**EXERCISE DIRECTIONS:** Show, in full, each line of the data that contains "плитой".

**RAW DATA:**
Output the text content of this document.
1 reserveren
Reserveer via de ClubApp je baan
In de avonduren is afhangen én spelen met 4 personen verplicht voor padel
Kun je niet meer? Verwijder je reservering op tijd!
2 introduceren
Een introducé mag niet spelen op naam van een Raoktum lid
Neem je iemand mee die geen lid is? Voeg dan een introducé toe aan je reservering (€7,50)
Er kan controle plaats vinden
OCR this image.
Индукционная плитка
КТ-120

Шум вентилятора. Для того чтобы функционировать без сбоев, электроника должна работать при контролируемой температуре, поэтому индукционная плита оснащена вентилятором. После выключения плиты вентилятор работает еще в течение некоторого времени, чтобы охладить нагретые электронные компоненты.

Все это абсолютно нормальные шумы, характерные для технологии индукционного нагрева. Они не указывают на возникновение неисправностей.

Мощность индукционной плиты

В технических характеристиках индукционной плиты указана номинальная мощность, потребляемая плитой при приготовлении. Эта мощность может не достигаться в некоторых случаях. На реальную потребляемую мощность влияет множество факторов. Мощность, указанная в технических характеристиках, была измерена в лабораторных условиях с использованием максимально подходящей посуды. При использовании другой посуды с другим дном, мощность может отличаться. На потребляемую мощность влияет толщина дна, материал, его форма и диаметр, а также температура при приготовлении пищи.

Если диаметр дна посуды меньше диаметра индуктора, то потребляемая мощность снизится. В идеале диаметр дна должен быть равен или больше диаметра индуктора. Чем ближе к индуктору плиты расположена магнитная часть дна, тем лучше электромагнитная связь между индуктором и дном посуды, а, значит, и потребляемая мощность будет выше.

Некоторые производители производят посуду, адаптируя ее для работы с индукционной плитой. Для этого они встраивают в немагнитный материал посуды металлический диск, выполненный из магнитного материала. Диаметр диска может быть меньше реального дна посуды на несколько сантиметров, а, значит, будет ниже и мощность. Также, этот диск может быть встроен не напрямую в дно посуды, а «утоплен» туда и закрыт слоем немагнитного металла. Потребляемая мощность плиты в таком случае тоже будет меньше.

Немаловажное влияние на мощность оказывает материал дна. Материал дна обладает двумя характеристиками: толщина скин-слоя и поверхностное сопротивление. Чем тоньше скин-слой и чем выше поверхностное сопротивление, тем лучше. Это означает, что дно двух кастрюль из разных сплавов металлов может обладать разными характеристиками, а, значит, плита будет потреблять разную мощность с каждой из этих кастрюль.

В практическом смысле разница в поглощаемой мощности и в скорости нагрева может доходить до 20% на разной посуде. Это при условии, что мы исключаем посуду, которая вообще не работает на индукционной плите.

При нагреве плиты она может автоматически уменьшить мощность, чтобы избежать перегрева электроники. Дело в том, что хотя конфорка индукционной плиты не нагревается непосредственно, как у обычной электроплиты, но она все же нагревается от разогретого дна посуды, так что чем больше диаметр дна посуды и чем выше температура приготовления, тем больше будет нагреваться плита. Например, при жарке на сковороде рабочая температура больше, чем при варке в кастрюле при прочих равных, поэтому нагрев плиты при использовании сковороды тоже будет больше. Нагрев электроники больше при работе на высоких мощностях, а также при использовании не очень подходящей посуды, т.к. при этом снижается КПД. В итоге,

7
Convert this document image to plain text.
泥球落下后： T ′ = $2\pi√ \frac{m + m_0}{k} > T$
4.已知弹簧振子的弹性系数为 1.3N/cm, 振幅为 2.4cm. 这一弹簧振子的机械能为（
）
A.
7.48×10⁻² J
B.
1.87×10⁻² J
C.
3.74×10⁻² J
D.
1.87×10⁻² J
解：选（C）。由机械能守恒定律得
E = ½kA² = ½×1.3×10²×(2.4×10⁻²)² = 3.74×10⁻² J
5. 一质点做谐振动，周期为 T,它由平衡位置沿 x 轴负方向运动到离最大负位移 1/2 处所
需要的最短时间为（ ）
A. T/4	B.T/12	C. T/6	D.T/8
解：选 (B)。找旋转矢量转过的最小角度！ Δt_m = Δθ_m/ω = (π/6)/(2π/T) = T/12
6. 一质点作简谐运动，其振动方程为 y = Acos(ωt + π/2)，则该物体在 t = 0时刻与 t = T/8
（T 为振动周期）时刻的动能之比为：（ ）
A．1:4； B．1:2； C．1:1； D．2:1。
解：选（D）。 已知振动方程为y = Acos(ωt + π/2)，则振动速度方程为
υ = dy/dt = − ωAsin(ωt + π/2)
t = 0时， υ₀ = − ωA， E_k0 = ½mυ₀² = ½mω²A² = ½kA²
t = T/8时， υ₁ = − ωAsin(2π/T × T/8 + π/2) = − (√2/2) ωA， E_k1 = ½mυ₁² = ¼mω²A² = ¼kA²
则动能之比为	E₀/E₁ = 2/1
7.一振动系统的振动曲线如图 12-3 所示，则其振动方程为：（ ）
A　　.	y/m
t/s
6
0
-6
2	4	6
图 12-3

**RESPONSE FOR THIS EXERCISE:**
В технических характеристиках индукционной плиты указана номинальная мощность, потребляемая плитой при приготовлении. Эта мощность может не достигаться в некоторых случаях. На реальную потребляемую мощность влияет множество факторов. Мощность, указанная в технических характеристиках, была измерена в лабораторных условиях с использованием максимально подходящей посуды. При использовании другой посуды с другим дном, мощность может отличаться. На потребляемую мощность влияет толщина дна, материал, его форма и диаметр, а также температура при приготовлении пищи.
Некоторые производители производят посуду, адаптируя ее для работы с индукционной плитой. Для этого они встраивают в немагнитный материал посуды металлический диск, выполненный из магнитного материала. Диаметр диска может быть меньше реального дна посуды на несколько сантиметров, а, значит, будет ниже и мощность. Также, этот диск может быть встроен не напрямую в дно посуды, а «утоплен» туда и закрыт слоем немагнитного металла. Потребляемая мощность плиты в таком случае тоже будет меньше.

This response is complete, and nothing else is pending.